## What you have to do
Please give nothing except the number of lines in the records below that include the word "text".

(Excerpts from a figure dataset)

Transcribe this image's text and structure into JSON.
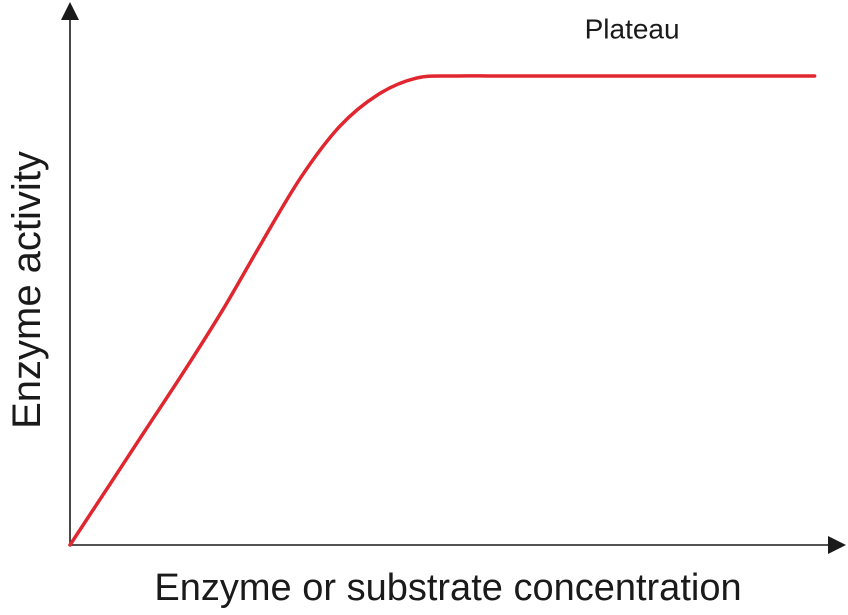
{
  "chart_data": {
    "type": "line",
    "title": "",
    "xlabel": "Enzyme or substrate concentration",
    "ylabel": "Enzyme activity",
    "xlim": [
      0,
      10
    ],
    "ylim": [
      0,
      10
    ],
    "grid": false,
    "ticks": false,
    "colors": {
      "line": "#e0262e",
      "axis": "#1a1a1a"
    },
    "series": [
      {
        "x": [
          0,
          0.5,
          1.0,
          1.5,
          2.0,
          2.5,
          3.0,
          3.5,
          4.0,
          4.5,
          5.0,
          5.5,
          6.0,
          6.5,
          7.0,
          7.5,
          8.0,
          8.5,
          9.0,
          9.67
        ],
        "y": [
          0,
          1.1,
          2.2,
          3.3,
          4.45,
          5.7,
          6.9,
          7.85,
          8.45,
          8.76,
          8.8,
          8.8,
          8.8,
          8.8,
          8.8,
          8.8,
          8.8,
          8.8,
          8.8,
          8.8
        ]
      }
    ],
    "annotations": [
      {
        "text": "Plateau",
        "x": 7.3,
        "y": 9.5
      }
    ]
  }
}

## Problem solution
2